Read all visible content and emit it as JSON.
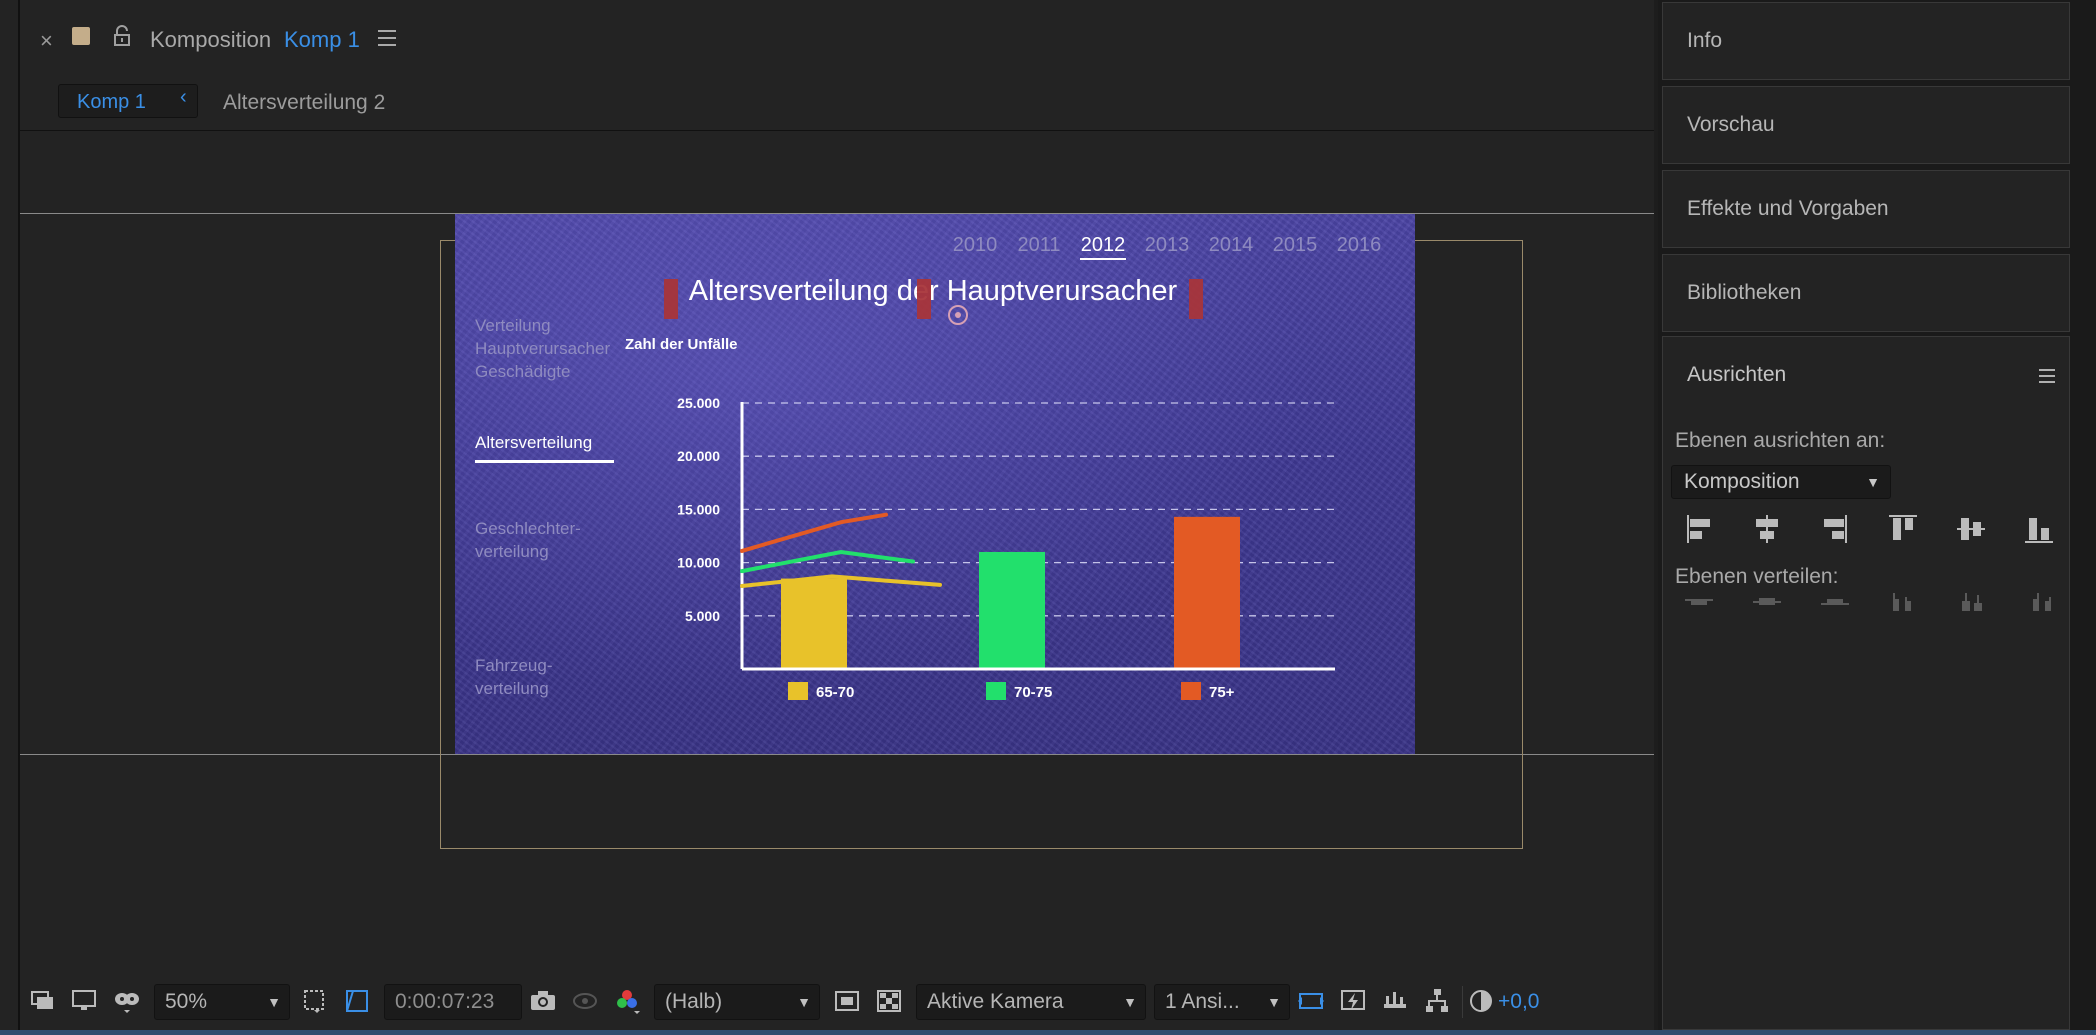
{
  "comp_panel": {
    "title_label": "Komposition",
    "comp_name": "Komp 1",
    "tabs": [
      {
        "label": "Komp 1"
      },
      {
        "label": "Altersverteilung 2"
      }
    ]
  },
  "artboard": {
    "years": [
      "2010",
      "2011",
      "2012",
      "2013",
      "2014",
      "2015",
      "2016"
    ],
    "active_year": "2012",
    "sidebar": [
      {
        "label": "Verteilung"
      },
      {
        "label": "Hauptverursacher"
      },
      {
        "label": "Geschädigte"
      },
      {
        "label": "Altersverteilung"
      },
      {
        "label": "Geschlechter-"
      },
      {
        "label": "verteilung"
      },
      {
        "label": "Fahrzeug-"
      },
      {
        "label": "verteilung"
      }
    ],
    "active_sidebar": "Altersverteilung"
  },
  "chart_data": {
    "type": "bar",
    "title": "Altersverteilung der Hauptverursacher",
    "ylabel": "Zahl der Unfälle",
    "ylim": [
      0,
      25000
    ],
    "yticks": [
      "5.000",
      "10.000",
      "15.000",
      "20.000",
      "25.000"
    ],
    "grid": true,
    "categories": [
      "65-70",
      "70-75",
      "75+"
    ],
    "values": [
      8500,
      11000,
      14300
    ],
    "colors": [
      "#e8c22a",
      "#22e06c",
      "#e35a24"
    ],
    "legend_placement": "bottom",
    "trend_lines": [
      {
        "color": "#e8c22a",
        "points": [
          [
            0,
            7800
          ],
          [
            0.5,
            8700
          ],
          [
            1.1,
            7900
          ]
        ]
      },
      {
        "color": "#22e06c",
        "points": [
          [
            0,
            9200
          ],
          [
            0.55,
            11000
          ],
          [
            0.95,
            10100
          ]
        ]
      },
      {
        "color": "#e35a24",
        "points": [
          [
            0,
            11100
          ],
          [
            0.55,
            13800
          ],
          [
            0.8,
            14500
          ]
        ]
      }
    ]
  },
  "toolbar": {
    "zoom": "50%",
    "timecode": "0:00:07:23",
    "resolution": "(Halb)",
    "camera": "Aktive Kamera",
    "views": "1 Ansi...",
    "exposure": "+0,0"
  },
  "right_panels": {
    "tabs": [
      {
        "label": "Info"
      },
      {
        "label": "Vorschau"
      },
      {
        "label": "Effekte und Vorgaben"
      },
      {
        "label": "Bibliotheken"
      }
    ],
    "align": {
      "title": "Ausrichten",
      "align_to_label": "Ebenen ausrichten an:",
      "align_to_value": "Komposition",
      "distribute_label": "Ebenen verteilen:"
    }
  },
  "colors": {
    "accent": "#3a8fe6",
    "artboard_bg": "#4038a0",
    "panel_bg": "#232323"
  }
}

--

All of the data needs repeating exactly, but the pictures do not.

## TASK RESPONSE
Read all visible content and emit it as JSON.
{
  "comp_panel": {
    "title_label": "Komposition",
    "comp_name": "Komp 1",
    "tabs": [
      {
        "label": "Komp 1"
      },
      {
        "label": "Altersverteilung 2"
      }
    ]
  },
  "artboard": {
    "years": [
      "2010",
      "2011",
      "2012",
      "2013",
      "2014",
      "2015",
      "2016"
    ],
    "active_year": "2012",
    "sidebar": [
      {
        "label": "Verteilung"
      },
      {
        "label": "Hauptverursacher"
      },
      {
        "label": "Geschädigte"
      },
      {
        "label": "Altersverteilung"
      },
      {
        "label": "Geschlechter-"
      },
      {
        "label": "verteilung"
      },
      {
        "label": "Fahrzeug-"
      },
      {
        "label": "verteilung"
      }
    ],
    "active_sidebar": "Altersverteilung"
  },
  "chart_data": {
    "type": "bar",
    "title": "Altersverteilung der Hauptverursacher",
    "ylabel": "Zahl der Unfälle",
    "ylim": [
      0,
      25000
    ],
    "yticks": [
      "5.000",
      "10.000",
      "15.000",
      "20.000",
      "25.000"
    ],
    "grid": true,
    "categories": [
      "65-70",
      "70-75",
      "75+"
    ],
    "values": [
      8500,
      11000,
      14300
    ],
    "colors": [
      "#e8c22a",
      "#22e06c",
      "#e35a24"
    ],
    "legend_placement": "bottom",
    "trend_lines": [
      {
        "color": "#e8c22a",
        "points": [
          [
            0,
            7800
          ],
          [
            0.5,
            8700
          ],
          [
            1.1,
            7900
          ]
        ]
      },
      {
        "color": "#22e06c",
        "points": [
          [
            0,
            9200
          ],
          [
            0.55,
            11000
          ],
          [
            0.95,
            10100
          ]
        ]
      },
      {
        "color": "#e35a24",
        "points": [
          [
            0,
            11100
          ],
          [
            0.55,
            13800
          ],
          [
            0.8,
            14500
          ]
        ]
      }
    ]
  },
  "toolbar": {
    "zoom": "50%",
    "timecode": "0:00:07:23",
    "resolution": "(Halb)",
    "camera": "Aktive Kamera",
    "views": "1 Ansi...",
    "exposure": "+0,0"
  },
  "right_panels": {
    "tabs": [
      {
        "label": "Info"
      },
      {
        "label": "Vorschau"
      },
      {
        "label": "Effekte und Vorgaben"
      },
      {
        "label": "Bibliotheken"
      }
    ],
    "align": {
      "title": "Ausrichten",
      "align_to_label": "Ebenen ausrichten an:",
      "align_to_value": "Komposition",
      "distribute_label": "Ebenen verteilen:"
    }
  },
  "colors": {
    "accent": "#3a8fe6",
    "artboard_bg": "#4038a0",
    "panel_bg": "#232323"
  }
}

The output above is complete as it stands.